▸ **Short problem**
Return every line of the records below verbatim, with no pictures in the copy.

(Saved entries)

===============

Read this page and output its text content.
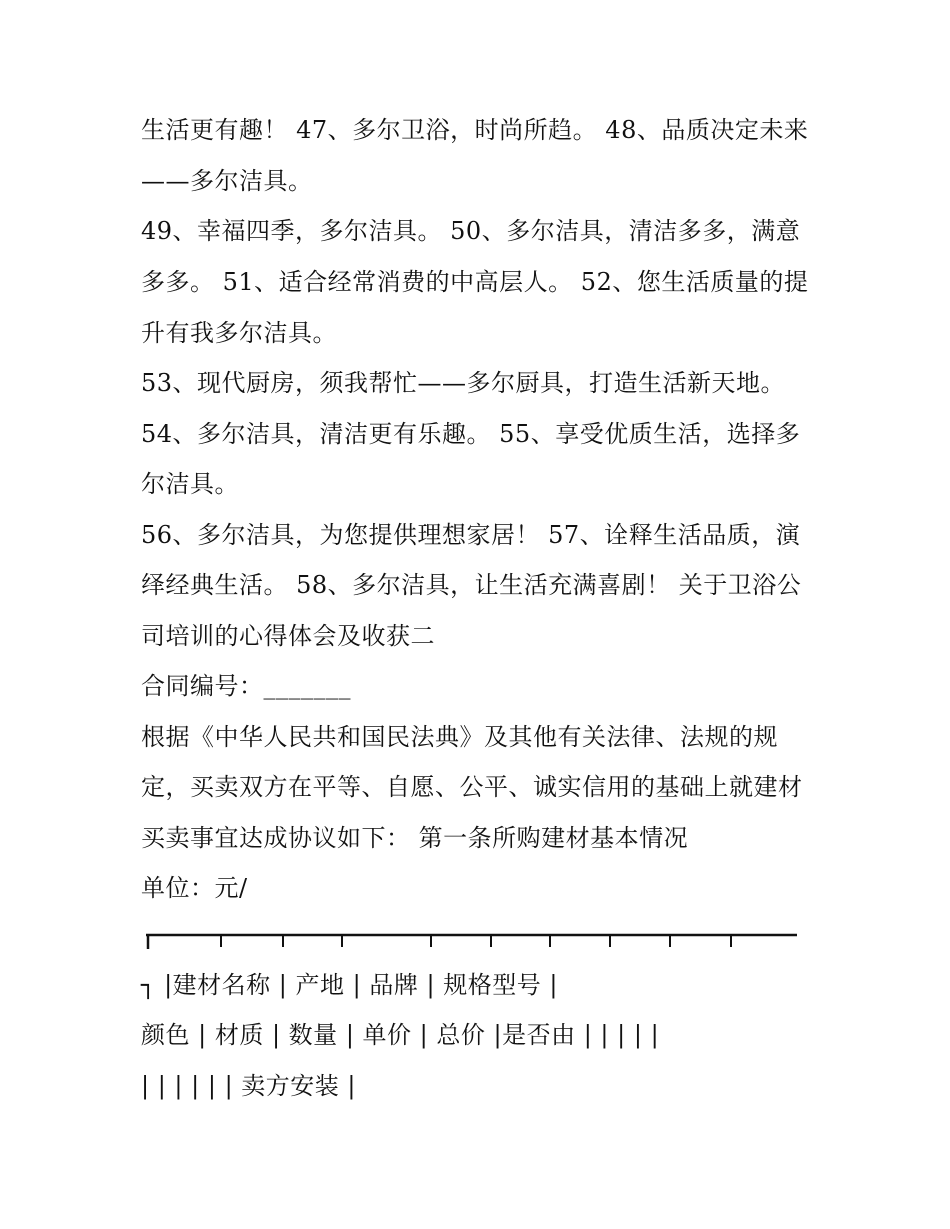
生活更有趣！ 47、多尔卫浴，时尚所趋。 48、品质决定未来
——多尔洁具。
49、幸福四季，多尔洁具。 50、多尔洁具，清洁多多，满意
多多。 51、适合经常消费的中高层人。 52、您生活质量的提
升有我多尔洁具。
53、现代厨房，须我帮忙——多尔厨具，打造生活新天地。
54、多尔洁具，清洁更有乐趣。 55、享受优质生活，选择多
尔洁具。
56、多尔洁具，为您提供理想家居！ 57、诠释生活品质，演
绎经典生活。 58、多尔洁具，让生活充满喜剧！ 关于卫浴公
司培训的心得体会及收获二
合同编号：_______
根据《中华人民共和国民法典》及其他有关法律、法规的规
定，买卖双方在平等、自愿、公平、诚实信用的基础上就建材
买卖事宜达成协议如下： 第一条所购建材基本情况
单位：元/
┐ |建材名称 | 产地 | 品牌 | 规格型号 |
颜色 | 材质 | 数量 | 单价 | 总价 |是否由 | | | | |
| | | | | | 卖方安装 |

===============

▸ **Task answer**
Read this page and output its text content.
生活更有趣！ 47、多尔卫浴，时尚所趋。 48、品质决定未来
——多尔洁具。
49、幸福四季，多尔洁具。 50、多尔洁具，清洁多多，满意
多多。 51、适合经常消费的中高层人。 52、您生活质量的提
升有我多尔洁具。
53、现代厨房，须我帮忙——多尔厨具，打造生活新天地。
54、多尔洁具，清洁更有乐趣。 55、享受优质生活，选择多
尔洁具。
56、多尔洁具，为您提供理想家居！ 57、诠释生活品质，演
绎经典生活。 58、多尔洁具，让生活充满喜剧！ 关于卫浴公
司培训的心得体会及收获二
合同编号：_______
根据《中华人民共和国民法典》及其他有关法律、法规的规
定，买卖双方在平等、自愿、公平、诚实信用的基础上就建材
买卖事宜达成协议如下： 第一条所购建材基本情况
单位：元/
┐ |建材名称 | 产地 | 品牌 | 规格型号 |
颜色 | 材质 | 数量 | 单价 | 总价 |是否由 | | | | |
| | | | | | 卖方安装 |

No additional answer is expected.